SHORT PROBLEM:
Without the pictures, output the records below word for word.

## BEGIN

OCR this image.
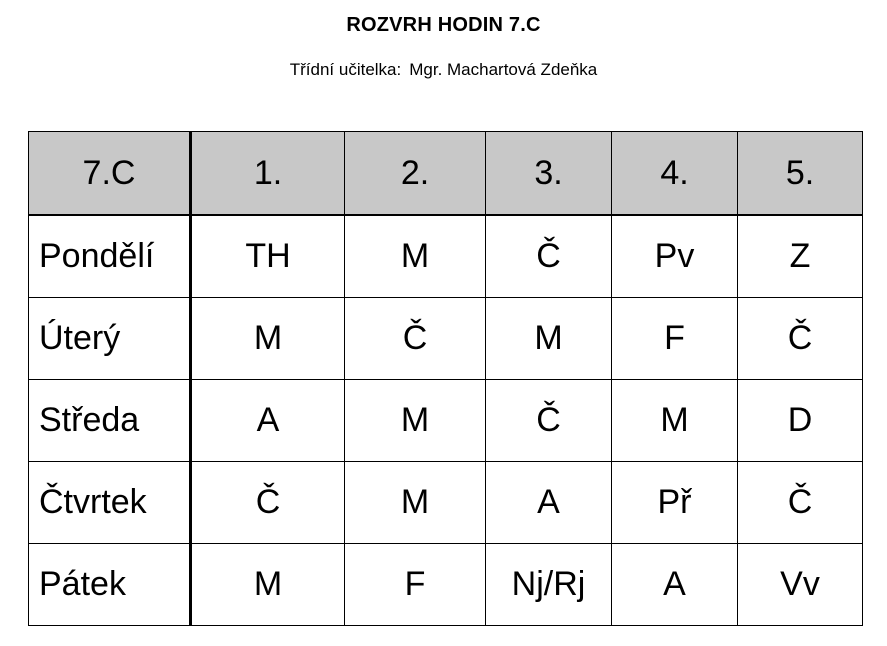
ROZVRH HODIN 7.C
Třídní učitelka: Mgr. Machartová Zdeňka
7.C	1.	2.	3.	4.	5.
Pondělí	TH	M	Č	Pv	Z
Úterý	M	Č	M	F	Č
Středa	A	M	Č	M	D
Čtvrtek	Č	M	A	Př	Č
Pátek	M	F	Nj/Rj	A	Vv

## END

SOLUTION TO THIS PROBLEM:
OCR this image.
ROZVRH HODIN 7.C
Třídní učitelka: Mgr. Machartová Zdeňka
7.C	1.	2.	3.	4.	5.
Pondělí	TH	M	Č	Pv	Z
Úterý	M	Č	M	F	Č
Středa	A	M	Č	M	D
Čtvrtek	Č	M	A	Př	Č
Pátek	M	F	Nj/Rj	A	Vv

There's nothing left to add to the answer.